[RECORDS TO PROCESS start]
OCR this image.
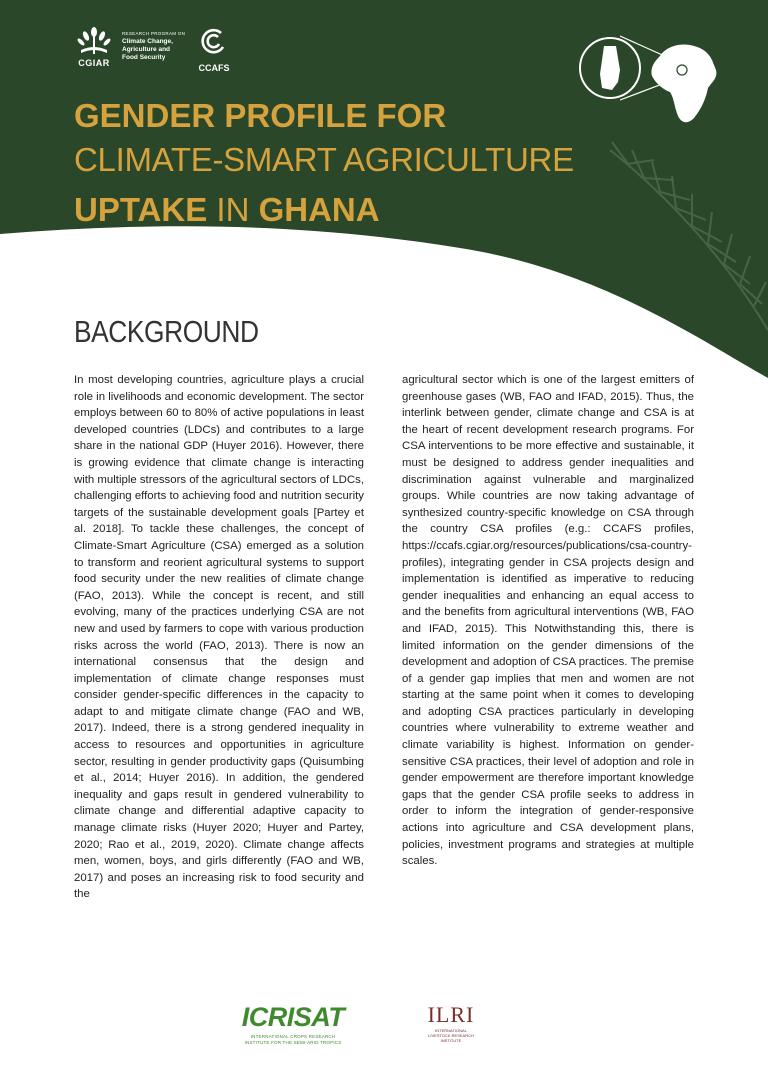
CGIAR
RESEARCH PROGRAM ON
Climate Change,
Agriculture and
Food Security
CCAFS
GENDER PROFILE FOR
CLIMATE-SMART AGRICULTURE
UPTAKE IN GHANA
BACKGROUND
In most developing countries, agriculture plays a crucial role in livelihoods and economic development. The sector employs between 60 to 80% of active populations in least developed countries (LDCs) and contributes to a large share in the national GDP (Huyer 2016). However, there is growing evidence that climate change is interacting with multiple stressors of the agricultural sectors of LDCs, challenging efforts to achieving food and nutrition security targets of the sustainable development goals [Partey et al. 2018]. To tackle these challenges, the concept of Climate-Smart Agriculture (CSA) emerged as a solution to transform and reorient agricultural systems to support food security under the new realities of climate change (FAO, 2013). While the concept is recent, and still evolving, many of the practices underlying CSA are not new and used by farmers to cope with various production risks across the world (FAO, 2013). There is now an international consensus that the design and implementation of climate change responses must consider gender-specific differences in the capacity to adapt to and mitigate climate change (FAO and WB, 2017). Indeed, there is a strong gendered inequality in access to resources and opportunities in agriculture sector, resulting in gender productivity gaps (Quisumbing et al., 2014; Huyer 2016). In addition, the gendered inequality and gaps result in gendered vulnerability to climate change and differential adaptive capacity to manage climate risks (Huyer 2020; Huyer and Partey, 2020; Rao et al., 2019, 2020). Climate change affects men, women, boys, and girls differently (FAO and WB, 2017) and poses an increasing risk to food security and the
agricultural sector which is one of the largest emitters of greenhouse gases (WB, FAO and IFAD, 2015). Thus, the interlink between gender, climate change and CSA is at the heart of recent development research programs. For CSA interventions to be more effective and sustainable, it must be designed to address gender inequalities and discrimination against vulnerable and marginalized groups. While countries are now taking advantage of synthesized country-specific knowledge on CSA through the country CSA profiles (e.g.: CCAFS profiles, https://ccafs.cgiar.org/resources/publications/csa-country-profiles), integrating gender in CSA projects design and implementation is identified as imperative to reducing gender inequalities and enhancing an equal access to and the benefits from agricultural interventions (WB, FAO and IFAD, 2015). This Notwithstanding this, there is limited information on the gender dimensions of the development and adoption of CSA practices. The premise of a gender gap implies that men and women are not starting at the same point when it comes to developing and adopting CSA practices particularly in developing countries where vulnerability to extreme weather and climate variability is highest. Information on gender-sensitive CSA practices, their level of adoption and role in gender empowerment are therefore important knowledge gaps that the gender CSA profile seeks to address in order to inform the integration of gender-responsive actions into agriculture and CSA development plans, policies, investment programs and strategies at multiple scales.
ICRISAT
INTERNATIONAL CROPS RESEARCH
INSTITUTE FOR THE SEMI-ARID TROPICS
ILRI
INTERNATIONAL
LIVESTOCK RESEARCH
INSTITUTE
[RECORDS TO PROCESS end]
### GIVEN EXERCISE:
Set out every line from the material that contains the string "INSTITUTE".

### TASK OUTPUT:
INSTITUTE FOR THE SEMI-ARID TROPICS
INSTITUTE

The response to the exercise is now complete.